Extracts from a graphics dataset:
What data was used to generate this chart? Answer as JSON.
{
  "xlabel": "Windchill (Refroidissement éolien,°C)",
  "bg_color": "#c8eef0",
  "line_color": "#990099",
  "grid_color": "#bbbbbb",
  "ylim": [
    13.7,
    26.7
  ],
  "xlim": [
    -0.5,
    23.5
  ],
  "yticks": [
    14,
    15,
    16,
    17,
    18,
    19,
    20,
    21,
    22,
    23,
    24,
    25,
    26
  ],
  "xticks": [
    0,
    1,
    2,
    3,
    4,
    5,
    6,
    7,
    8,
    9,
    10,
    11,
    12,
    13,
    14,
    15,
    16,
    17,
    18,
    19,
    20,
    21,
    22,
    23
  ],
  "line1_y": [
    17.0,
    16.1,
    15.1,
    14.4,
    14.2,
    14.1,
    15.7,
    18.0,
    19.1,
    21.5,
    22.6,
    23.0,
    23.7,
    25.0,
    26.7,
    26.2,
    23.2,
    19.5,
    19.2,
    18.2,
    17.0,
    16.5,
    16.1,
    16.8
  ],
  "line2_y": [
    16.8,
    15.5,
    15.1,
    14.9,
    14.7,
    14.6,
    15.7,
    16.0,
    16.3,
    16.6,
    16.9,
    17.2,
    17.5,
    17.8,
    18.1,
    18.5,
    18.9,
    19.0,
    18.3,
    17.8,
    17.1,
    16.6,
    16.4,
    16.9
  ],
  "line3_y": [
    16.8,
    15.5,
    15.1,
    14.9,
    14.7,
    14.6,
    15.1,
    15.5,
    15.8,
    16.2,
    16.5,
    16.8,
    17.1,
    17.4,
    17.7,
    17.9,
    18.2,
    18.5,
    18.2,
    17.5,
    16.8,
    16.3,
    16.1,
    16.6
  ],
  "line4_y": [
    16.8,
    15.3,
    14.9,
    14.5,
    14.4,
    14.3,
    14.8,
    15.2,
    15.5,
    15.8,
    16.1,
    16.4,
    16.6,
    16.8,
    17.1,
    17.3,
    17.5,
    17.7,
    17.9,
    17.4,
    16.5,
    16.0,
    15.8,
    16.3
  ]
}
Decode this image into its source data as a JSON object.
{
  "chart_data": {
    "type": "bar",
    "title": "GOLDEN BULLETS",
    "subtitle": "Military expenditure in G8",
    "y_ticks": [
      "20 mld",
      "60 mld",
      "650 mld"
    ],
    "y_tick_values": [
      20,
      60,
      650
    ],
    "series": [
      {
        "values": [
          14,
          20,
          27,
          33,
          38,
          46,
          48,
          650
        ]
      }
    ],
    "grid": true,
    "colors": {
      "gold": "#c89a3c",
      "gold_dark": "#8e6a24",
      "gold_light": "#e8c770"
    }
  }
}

Exercise goal: Look through the entries above; copy each line where the string "this" appears.

Response to the task:
What data was used to generate this chart? Answer as JSON.
Decode this image into its source data as a JSON object.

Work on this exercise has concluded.